• DATASET RECORDS:
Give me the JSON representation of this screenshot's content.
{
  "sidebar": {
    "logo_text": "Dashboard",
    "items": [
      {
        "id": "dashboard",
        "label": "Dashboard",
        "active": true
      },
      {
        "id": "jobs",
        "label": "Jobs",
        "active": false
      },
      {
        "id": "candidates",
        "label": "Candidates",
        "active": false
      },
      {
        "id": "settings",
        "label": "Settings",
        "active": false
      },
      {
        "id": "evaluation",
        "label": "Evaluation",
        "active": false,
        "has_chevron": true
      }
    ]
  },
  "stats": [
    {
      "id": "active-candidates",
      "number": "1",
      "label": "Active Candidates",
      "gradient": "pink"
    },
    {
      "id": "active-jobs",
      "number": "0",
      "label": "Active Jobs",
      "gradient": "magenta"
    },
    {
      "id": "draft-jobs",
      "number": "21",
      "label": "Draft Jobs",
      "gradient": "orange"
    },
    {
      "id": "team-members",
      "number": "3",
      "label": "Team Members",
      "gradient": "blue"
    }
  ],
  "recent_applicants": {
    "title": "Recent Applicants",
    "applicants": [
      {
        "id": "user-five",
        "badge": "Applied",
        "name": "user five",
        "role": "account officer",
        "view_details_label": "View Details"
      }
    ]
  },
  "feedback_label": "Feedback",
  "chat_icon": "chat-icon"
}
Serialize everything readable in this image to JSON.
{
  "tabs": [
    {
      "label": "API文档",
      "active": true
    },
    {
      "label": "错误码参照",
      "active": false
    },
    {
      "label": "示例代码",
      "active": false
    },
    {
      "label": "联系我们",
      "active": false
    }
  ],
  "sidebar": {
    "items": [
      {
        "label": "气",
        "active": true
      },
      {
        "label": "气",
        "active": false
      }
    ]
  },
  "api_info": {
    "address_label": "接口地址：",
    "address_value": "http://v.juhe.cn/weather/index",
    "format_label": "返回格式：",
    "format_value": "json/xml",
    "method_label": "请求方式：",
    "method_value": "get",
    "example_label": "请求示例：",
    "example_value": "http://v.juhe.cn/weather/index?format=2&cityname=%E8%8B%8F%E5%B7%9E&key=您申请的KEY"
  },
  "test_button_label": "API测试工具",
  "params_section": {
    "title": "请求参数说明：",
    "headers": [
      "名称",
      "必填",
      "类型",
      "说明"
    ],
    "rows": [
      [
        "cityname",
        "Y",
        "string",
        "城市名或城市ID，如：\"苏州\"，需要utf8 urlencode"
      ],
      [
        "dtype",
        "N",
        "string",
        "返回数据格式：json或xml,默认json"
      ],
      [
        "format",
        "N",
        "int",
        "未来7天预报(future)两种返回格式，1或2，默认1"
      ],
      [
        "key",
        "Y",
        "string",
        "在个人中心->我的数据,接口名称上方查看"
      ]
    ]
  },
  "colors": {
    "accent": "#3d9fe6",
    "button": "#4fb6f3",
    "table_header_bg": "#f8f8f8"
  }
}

• WHAT YOU SHOULD DO:
Reproduce each line holding the word "juhe".

• SOLUTION:
    "address_value": "http://v.juhe.cn/weather/index",
    "example_value": "http://v.juhe.cn/weather/index?format=2&cityname=%E8%8B%8F%E5%B7%9E&key=您申请的KEY"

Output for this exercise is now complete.